▶ _Written task_
Please count the lines in the listing below that contain the string "Fixed", treating uppercase and lowercase as different, and reply with the number alone.

▶ _Extracted entries_

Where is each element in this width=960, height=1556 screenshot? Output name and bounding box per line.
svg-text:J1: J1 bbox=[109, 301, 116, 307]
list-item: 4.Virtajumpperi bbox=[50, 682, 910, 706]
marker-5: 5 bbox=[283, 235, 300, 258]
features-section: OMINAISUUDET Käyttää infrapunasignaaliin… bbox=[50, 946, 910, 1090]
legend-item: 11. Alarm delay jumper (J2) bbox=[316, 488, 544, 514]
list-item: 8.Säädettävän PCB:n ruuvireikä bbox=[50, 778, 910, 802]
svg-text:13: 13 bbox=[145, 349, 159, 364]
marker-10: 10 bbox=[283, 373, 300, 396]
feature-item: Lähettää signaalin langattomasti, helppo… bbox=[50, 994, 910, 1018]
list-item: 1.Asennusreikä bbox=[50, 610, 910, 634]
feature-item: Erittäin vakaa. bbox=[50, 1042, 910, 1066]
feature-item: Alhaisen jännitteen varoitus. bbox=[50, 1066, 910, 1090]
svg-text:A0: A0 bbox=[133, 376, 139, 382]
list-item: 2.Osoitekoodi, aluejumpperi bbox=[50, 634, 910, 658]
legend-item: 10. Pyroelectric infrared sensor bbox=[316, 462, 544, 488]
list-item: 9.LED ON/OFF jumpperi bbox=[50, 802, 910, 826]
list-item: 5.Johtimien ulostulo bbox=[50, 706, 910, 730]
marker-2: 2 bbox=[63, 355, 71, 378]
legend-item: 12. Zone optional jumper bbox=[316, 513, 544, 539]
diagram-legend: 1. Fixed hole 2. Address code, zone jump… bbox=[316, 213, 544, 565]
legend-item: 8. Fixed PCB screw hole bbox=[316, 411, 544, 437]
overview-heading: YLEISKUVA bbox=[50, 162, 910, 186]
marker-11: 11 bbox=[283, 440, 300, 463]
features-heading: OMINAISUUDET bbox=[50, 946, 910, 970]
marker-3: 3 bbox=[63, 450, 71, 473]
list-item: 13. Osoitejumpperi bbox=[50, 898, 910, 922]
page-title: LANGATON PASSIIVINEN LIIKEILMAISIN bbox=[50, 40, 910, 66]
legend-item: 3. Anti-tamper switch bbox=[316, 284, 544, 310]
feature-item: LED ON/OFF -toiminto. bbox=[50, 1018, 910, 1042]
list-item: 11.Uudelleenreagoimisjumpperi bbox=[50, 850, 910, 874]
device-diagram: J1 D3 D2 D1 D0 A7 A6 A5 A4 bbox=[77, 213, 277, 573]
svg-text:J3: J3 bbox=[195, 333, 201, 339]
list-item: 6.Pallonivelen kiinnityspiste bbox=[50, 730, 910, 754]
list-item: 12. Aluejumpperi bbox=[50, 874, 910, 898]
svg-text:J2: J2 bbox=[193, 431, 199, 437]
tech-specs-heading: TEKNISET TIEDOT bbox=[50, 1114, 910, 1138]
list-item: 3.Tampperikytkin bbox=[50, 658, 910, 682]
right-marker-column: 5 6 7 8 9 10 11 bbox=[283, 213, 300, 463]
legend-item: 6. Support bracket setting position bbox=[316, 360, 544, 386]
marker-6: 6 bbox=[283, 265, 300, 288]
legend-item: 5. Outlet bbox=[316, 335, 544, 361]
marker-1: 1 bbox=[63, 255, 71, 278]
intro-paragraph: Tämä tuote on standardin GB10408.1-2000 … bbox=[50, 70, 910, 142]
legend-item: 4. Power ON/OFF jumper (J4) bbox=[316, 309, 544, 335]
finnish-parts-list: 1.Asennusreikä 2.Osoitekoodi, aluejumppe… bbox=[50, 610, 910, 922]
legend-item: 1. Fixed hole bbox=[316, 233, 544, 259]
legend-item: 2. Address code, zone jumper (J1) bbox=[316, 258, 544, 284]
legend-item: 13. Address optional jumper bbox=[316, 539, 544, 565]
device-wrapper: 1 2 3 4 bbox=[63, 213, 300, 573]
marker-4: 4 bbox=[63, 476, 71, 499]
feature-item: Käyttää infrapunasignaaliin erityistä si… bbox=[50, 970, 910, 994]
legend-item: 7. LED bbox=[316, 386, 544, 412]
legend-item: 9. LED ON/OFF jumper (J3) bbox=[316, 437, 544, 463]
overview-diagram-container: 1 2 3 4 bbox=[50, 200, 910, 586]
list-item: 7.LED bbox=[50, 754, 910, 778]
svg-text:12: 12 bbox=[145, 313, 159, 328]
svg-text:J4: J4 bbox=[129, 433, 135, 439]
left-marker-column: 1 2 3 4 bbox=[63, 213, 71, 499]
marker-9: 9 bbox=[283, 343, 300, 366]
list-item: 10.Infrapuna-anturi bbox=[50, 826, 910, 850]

▶ _Result of this exercise_
3